Required work: Retype everything from the start of the records down to the line containing "log-line: [Info Leak]: Обнаружены", inclusive, without any changes.
___ Data excerpts ___
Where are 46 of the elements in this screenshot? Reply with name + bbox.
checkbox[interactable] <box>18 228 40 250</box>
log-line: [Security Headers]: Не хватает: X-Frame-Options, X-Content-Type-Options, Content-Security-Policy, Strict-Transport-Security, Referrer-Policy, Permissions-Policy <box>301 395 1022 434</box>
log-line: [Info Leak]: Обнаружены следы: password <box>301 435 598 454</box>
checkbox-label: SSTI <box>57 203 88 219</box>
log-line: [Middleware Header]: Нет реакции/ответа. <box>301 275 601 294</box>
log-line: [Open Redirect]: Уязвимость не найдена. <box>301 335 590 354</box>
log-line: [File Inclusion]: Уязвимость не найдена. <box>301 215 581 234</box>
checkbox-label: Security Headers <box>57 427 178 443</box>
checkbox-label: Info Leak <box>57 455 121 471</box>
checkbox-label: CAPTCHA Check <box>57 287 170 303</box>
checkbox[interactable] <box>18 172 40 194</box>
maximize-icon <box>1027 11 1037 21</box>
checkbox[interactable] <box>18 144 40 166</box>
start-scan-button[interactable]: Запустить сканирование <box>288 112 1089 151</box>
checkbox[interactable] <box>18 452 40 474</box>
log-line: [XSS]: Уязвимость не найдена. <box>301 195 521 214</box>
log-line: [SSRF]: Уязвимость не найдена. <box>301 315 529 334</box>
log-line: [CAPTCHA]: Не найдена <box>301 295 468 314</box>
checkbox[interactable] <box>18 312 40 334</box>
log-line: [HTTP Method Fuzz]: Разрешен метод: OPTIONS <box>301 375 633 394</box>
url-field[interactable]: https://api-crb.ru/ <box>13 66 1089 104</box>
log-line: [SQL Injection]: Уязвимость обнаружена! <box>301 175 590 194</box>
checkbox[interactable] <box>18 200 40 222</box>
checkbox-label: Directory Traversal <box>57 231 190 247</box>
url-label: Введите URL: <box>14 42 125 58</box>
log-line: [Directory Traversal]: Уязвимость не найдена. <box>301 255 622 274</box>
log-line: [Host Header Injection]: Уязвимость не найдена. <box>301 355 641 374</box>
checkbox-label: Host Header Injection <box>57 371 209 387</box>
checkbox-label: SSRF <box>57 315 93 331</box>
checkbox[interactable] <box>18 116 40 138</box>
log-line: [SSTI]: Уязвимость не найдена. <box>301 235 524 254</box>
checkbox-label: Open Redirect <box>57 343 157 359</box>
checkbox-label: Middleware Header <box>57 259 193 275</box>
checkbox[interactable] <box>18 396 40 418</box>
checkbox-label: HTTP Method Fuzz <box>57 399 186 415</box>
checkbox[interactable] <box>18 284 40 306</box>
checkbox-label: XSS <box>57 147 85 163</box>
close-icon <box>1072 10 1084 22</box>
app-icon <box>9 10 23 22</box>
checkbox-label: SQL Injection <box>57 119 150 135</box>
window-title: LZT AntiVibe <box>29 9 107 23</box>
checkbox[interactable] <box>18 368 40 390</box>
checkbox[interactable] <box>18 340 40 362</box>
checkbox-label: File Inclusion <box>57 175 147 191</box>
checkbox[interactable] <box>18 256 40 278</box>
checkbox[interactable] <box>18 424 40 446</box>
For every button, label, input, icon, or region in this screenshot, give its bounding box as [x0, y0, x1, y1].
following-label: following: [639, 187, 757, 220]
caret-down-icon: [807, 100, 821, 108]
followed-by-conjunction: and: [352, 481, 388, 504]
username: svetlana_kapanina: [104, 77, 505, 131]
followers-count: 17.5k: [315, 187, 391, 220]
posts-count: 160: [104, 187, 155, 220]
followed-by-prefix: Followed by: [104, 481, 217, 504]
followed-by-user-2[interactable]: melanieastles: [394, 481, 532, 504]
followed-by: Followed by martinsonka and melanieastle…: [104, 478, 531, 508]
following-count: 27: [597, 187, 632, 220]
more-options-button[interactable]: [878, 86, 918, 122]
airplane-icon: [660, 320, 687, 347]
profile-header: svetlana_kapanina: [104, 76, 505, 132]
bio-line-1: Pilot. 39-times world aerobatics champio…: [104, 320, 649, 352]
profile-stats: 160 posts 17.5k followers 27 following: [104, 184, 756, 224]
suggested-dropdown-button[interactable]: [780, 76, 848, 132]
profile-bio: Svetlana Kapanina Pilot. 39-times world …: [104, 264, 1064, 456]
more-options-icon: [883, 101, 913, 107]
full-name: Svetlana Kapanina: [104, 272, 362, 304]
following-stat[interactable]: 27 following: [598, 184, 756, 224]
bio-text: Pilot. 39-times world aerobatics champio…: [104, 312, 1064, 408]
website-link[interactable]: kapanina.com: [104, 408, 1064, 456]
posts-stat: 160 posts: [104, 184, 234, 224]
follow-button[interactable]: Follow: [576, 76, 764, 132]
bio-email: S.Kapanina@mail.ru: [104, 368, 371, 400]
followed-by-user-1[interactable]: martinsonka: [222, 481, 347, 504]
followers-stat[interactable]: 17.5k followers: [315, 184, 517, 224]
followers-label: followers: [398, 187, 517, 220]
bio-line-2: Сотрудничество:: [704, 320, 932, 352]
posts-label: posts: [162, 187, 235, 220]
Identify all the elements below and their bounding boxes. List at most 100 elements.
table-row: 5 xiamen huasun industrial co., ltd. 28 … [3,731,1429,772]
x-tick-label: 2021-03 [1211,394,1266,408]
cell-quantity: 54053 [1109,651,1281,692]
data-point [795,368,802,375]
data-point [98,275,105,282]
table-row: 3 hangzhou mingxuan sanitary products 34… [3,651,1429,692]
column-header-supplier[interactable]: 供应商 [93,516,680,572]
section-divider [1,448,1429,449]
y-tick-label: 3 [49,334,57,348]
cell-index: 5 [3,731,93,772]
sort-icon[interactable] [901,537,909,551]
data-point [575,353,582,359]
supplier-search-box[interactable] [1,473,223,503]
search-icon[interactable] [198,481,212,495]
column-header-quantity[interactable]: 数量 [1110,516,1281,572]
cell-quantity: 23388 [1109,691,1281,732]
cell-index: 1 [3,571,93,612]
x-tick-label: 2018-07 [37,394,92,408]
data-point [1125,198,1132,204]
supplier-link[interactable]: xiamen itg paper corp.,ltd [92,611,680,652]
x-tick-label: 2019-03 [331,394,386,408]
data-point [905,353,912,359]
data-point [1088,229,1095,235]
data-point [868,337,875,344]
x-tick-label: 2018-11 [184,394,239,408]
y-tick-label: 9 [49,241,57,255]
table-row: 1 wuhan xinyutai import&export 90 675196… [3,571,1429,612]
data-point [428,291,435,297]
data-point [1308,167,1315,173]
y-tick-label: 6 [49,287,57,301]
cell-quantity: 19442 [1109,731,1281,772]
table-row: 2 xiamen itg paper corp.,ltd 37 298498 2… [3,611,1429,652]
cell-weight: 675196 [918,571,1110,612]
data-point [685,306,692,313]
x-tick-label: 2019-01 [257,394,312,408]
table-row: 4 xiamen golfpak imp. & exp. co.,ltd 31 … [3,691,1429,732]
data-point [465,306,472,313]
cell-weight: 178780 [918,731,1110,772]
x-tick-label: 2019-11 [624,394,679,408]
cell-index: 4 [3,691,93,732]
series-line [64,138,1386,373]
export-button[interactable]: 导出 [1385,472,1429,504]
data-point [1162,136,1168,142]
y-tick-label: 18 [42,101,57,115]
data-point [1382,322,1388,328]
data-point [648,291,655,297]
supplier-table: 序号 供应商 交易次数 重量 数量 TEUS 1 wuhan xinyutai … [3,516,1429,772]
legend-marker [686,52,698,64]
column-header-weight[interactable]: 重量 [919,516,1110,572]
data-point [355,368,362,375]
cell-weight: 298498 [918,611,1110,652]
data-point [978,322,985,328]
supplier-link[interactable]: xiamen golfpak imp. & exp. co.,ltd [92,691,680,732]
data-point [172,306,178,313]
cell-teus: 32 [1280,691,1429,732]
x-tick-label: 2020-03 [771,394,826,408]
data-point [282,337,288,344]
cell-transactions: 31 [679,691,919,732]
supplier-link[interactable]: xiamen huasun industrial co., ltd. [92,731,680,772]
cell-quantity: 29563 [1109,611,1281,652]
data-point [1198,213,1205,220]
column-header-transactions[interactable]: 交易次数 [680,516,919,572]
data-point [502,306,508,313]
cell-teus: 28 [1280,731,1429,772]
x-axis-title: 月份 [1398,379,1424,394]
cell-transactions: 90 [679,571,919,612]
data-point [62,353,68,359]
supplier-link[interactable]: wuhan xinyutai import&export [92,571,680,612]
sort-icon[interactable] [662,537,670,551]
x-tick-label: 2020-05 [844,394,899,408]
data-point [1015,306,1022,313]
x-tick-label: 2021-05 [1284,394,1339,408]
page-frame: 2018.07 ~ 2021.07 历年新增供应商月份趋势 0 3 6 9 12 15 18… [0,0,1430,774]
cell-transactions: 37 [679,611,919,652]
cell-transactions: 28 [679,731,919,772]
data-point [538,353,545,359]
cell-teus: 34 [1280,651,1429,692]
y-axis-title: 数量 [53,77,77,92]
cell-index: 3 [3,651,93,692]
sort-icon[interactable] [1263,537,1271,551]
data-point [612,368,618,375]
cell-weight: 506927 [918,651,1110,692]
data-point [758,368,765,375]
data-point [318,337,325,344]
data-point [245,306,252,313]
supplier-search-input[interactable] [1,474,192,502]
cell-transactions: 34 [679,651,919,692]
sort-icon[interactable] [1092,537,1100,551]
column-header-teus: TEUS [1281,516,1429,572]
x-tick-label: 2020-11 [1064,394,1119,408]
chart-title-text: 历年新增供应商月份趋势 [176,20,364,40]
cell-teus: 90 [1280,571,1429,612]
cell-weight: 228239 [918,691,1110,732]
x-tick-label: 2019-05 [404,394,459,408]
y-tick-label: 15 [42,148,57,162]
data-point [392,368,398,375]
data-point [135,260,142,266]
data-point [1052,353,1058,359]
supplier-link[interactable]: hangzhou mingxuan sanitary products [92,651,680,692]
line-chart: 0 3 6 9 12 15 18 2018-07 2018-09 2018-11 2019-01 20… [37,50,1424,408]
___
Exercise answer:
Where are 46 of the elements in this screenshot? Reply with name + bbox.
checkbox[interactable] <box>18 228 40 250</box>
log-line: [Security Headers]: Не хватает: X-Frame-Options, X-Content-Type-Options, Content-Security-Policy, Strict-Transport-Security, Referrer-Policy, Permissions-Policy <box>301 395 1022 434</box>
log-line: [Info Leak]: Обнаружены следы: password <box>301 435 598 454</box>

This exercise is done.